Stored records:
--------
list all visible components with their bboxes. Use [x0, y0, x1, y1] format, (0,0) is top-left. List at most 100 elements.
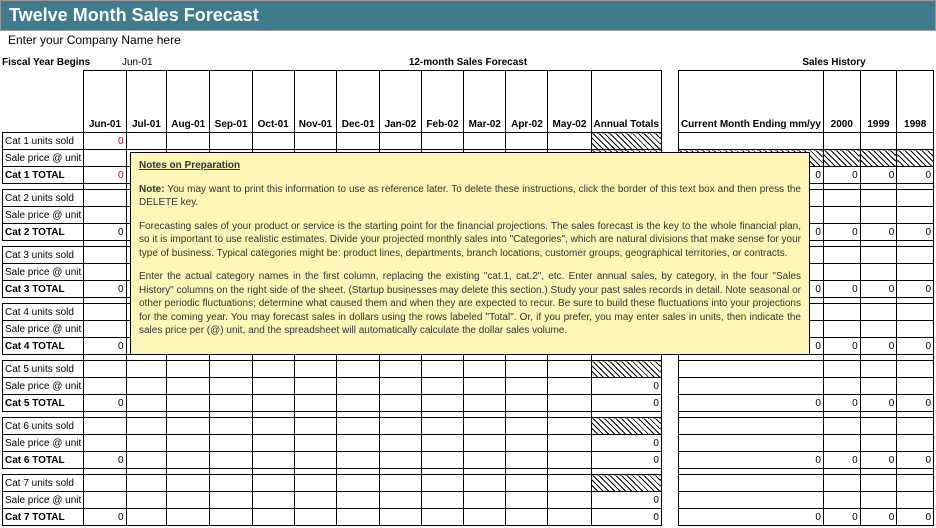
cell[interactable]: [84, 361, 126, 378]
cell[interactable]: [252, 378, 294, 395]
cell[interactable]: [379, 435, 421, 452]
cell[interactable]: 0: [84, 133, 126, 150]
cell[interactable]: [548, 133, 591, 150]
cell[interactable]: [167, 435, 210, 452]
cell[interactable]: [421, 475, 463, 492]
cell[interactable]: [379, 378, 421, 395]
cell[interactable]: [379, 492, 421, 509]
cell[interactable]: [294, 133, 337, 150]
cell[interactable]: [84, 247, 126, 264]
cell[interactable]: [421, 378, 463, 395]
hist-cell[interactable]: [678, 133, 823, 150]
cell[interactable]: [84, 304, 126, 321]
cell[interactable]: [506, 475, 548, 492]
company-name-input[interactable]: Enter your Company Name here: [0, 31, 936, 57]
hist-cell[interactable]: [823, 475, 860, 492]
hist-cell[interactable]: [897, 435, 934, 452]
cell[interactable]: [210, 475, 253, 492]
cell[interactable]: [337, 435, 380, 452]
cell[interactable]: [337, 475, 380, 492]
hist-cell[interactable]: [823, 190, 860, 207]
cell[interactable]: [379, 475, 421, 492]
cell[interactable]: [126, 378, 167, 395]
hist-cell[interactable]: [823, 304, 860, 321]
cell[interactable]: [126, 435, 167, 452]
cell[interactable]: [252, 475, 294, 492]
cell[interactable]: [506, 133, 548, 150]
cell[interactable]: [379, 133, 421, 150]
cell[interactable]: [294, 361, 337, 378]
hist-cell[interactable]: [823, 321, 860, 338]
cell[interactable]: [337, 133, 380, 150]
cell[interactable]: [294, 418, 337, 435]
cell[interactable]: [167, 418, 210, 435]
hist-cell[interactable]: [897, 207, 934, 224]
cell[interactable]: [464, 378, 506, 395]
hist-cell[interactable]: [897, 247, 934, 264]
cell[interactable]: [548, 361, 591, 378]
cell[interactable]: [421, 492, 463, 509]
cell[interactable]: [294, 378, 337, 395]
cell[interactable]: [379, 418, 421, 435]
hist-cell[interactable]: [860, 321, 897, 338]
hist-cell[interactable]: [678, 361, 823, 378]
cell[interactable]: [84, 378, 126, 395]
hist-cell[interactable]: [823, 247, 860, 264]
fiscal-year-value[interactable]: Jun-01: [122, 57, 202, 68]
hist-cell[interactable]: [860, 492, 897, 509]
cell[interactable]: [337, 418, 380, 435]
cell[interactable]: [210, 133, 253, 150]
hist-cell[interactable]: [897, 190, 934, 207]
cell[interactable]: [252, 435, 294, 452]
hist-cell[interactable]: [860, 418, 897, 435]
hist-cell[interactable]: [860, 264, 897, 281]
cell[interactable]: [506, 492, 548, 509]
hist-cell[interactable]: [897, 492, 934, 509]
hist-cell[interactable]: [823, 492, 860, 509]
cell[interactable]: [126, 418, 167, 435]
cell[interactable]: [84, 264, 126, 281]
cell[interactable]: [210, 418, 253, 435]
cell[interactable]: [126, 492, 167, 509]
cell[interactable]: [84, 418, 126, 435]
hist-cell[interactable]: [897, 361, 934, 378]
cell[interactable]: [421, 435, 463, 452]
hist-cell[interactable]: [678, 492, 823, 509]
hist-cell[interactable]: [897, 475, 934, 492]
cell[interactable]: [506, 378, 548, 395]
cell[interactable]: [210, 378, 253, 395]
notes-on-preparation[interactable]: Notes on Preparation Note: You may want …: [130, 152, 810, 355]
hist-cell[interactable]: [860, 378, 897, 395]
cell[interactable]: [548, 475, 591, 492]
cell[interactable]: [252, 492, 294, 509]
hist-cell[interactable]: [678, 418, 823, 435]
cell[interactable]: [167, 133, 210, 150]
cell[interactable]: [84, 492, 126, 509]
cell[interactable]: [421, 418, 463, 435]
hist-cell[interactable]: [823, 207, 860, 224]
cell[interactable]: [337, 378, 380, 395]
hist-cell[interactable]: [823, 435, 860, 452]
hist-cell[interactable]: [860, 435, 897, 452]
cell[interactable]: [548, 435, 591, 452]
cell[interactable]: [506, 418, 548, 435]
hist-cell[interactable]: [897, 378, 934, 395]
cell[interactable]: [126, 361, 167, 378]
cell[interactable]: [167, 475, 210, 492]
cell[interactable]: [294, 475, 337, 492]
hist-cell[interactable]: [860, 304, 897, 321]
cell[interactable]: [548, 418, 591, 435]
hist-cell[interactable]: [897, 150, 934, 167]
hist-cell[interactable]: [823, 150, 860, 167]
hist-cell[interactable]: [897, 321, 934, 338]
cell[interactable]: [506, 435, 548, 452]
cell[interactable]: [294, 435, 337, 452]
cell[interactable]: [84, 475, 126, 492]
hist-cell[interactable]: [823, 378, 860, 395]
hist-cell[interactable]: [860, 150, 897, 167]
cell[interactable]: [464, 492, 506, 509]
cell[interactable]: [379, 361, 421, 378]
cell[interactable]: [126, 133, 167, 150]
cell[interactable]: [210, 361, 253, 378]
hist-cell[interactable]: [860, 190, 897, 207]
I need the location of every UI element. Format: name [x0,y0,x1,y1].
--------
_PROBLEM_. Copy every line of the items above word for word, but leave out the pictures.

_RESPONSE_.
list all visible components with their bboxes. Use [x0, y0, x1, y1] format, (0,0) is top-left. List at most 100 elements.
cell[interactable]: [84, 361, 126, 378]
cell[interactable]: [252, 378, 294, 395]
cell[interactable]: [379, 435, 421, 452]
cell[interactable]: 0: [84, 133, 126, 150]
cell[interactable]: [548, 133, 591, 150]
cell[interactable]: [167, 435, 210, 452]
cell[interactable]: [421, 475, 463, 492]
cell[interactable]: [379, 378, 421, 395]
cell[interactable]: [379, 492, 421, 509]
cell[interactable]: [294, 133, 337, 150]
cell[interactable]: [84, 247, 126, 264]
cell[interactable]: [421, 378, 463, 395]
hist-cell[interactable]: [678, 133, 823, 150]
cell[interactable]: [84, 304, 126, 321]
cell[interactable]: [506, 475, 548, 492]
company-name-input[interactable]: Enter your Company Name here: [0, 31, 936, 57]
hist-cell[interactable]: [823, 475, 860, 492]
hist-cell[interactable]: [897, 435, 934, 452]
cell[interactable]: [210, 475, 253, 492]
cell[interactable]: [337, 435, 380, 452]
cell[interactable]: [337, 475, 380, 492]
hist-cell[interactable]: [823, 190, 860, 207]
cell[interactable]: [379, 475, 421, 492]
cell[interactable]: [126, 378, 167, 395]
hist-cell[interactable]: [823, 304, 860, 321]
cell[interactable]: [126, 435, 167, 452]
cell[interactable]: [252, 475, 294, 492]
cell[interactable]: [506, 133, 548, 150]
cell[interactable]: [379, 133, 421, 150]
cell[interactable]: [294, 361, 337, 378]
hist-cell[interactable]: [823, 321, 860, 338]
cell[interactable]: [337, 133, 380, 150]
cell[interactable]: [294, 418, 337, 435]
cell[interactable]: [167, 418, 210, 435]
hist-cell[interactable]: [897, 207, 934, 224]
cell[interactable]: [464, 378, 506, 395]
hist-cell[interactable]: [897, 247, 934, 264]
cell[interactable]: [548, 361, 591, 378]
cell[interactable]: [421, 492, 463, 509]
cell[interactable]: [294, 378, 337, 395]
cell[interactable]: [379, 418, 421, 435]
hist-cell[interactable]: [860, 321, 897, 338]
hist-cell[interactable]: [678, 361, 823, 378]
cell[interactable]: [84, 378, 126, 395]
hist-cell[interactable]: [823, 247, 860, 264]
fiscal-year-value[interactable]: Jun-01: [122, 57, 202, 68]
hist-cell[interactable]: [860, 492, 897, 509]
cell[interactable]: [337, 418, 380, 435]
cell[interactable]: [210, 133, 253, 150]
hist-cell[interactable]: [897, 190, 934, 207]
cell[interactable]: [252, 435, 294, 452]
hist-cell[interactable]: [860, 418, 897, 435]
hist-cell[interactable]: [860, 264, 897, 281]
cell[interactable]: [506, 492, 548, 509]
hist-cell[interactable]: [897, 492, 934, 509]
hist-cell[interactable]: [823, 492, 860, 509]
cell[interactable]: [126, 418, 167, 435]
cell[interactable]: [84, 264, 126, 281]
cell[interactable]: [210, 418, 253, 435]
cell[interactable]: [126, 492, 167, 509]
cell[interactable]: [84, 418, 126, 435]
hist-cell[interactable]: [897, 361, 934, 378]
cell[interactable]: [421, 435, 463, 452]
hist-cell[interactable]: [678, 492, 823, 509]
hist-cell[interactable]: [897, 475, 934, 492]
cell[interactable]: [506, 378, 548, 395]
cell[interactable]: [210, 378, 253, 395]
notes-on-preparation[interactable]: Notes on Preparation Note: You may want …: [130, 152, 810, 355]
hist-cell[interactable]: [860, 378, 897, 395]
cell[interactable]: [548, 475, 591, 492]
cell[interactable]: [252, 492, 294, 509]
hist-cell[interactable]: [678, 418, 823, 435]
cell[interactable]: [167, 133, 210, 150]
cell[interactable]: [84, 492, 126, 509]
cell[interactable]: [421, 418, 463, 435]
hist-cell[interactable]: [823, 207, 860, 224]
cell[interactable]: [337, 378, 380, 395]
hist-cell[interactable]: [823, 435, 860, 452]
hist-cell[interactable]: [860, 435, 897, 452]
cell[interactable]: [548, 435, 591, 452]
cell[interactable]: [506, 418, 548, 435]
hist-cell[interactable]: [897, 378, 934, 395]
cell[interactable]: [126, 361, 167, 378]
cell[interactable]: [167, 475, 210, 492]
cell[interactable]: [294, 475, 337, 492]
hist-cell[interactable]: [860, 304, 897, 321]
cell[interactable]: [548, 418, 591, 435]
hist-cell[interactable]: [897, 150, 934, 167]
hist-cell[interactable]: [823, 150, 860, 167]
hist-cell[interactable]: [897, 321, 934, 338]
cell[interactable]: [506, 435, 548, 452]
cell[interactable]: [294, 435, 337, 452]
cell[interactable]: [84, 475, 126, 492]
hist-cell[interactable]: [823, 378, 860, 395]
hist-cell[interactable]: [860, 150, 897, 167]
cell[interactable]: [464, 492, 506, 509]
cell[interactable]: [379, 361, 421, 378]
cell[interactable]: [126, 133, 167, 150]
cell[interactable]: [210, 361, 253, 378]
hist-cell[interactable]: [860, 190, 897, 207]
I need the location of every UI element. Format: name [x0,y0,x1,y1].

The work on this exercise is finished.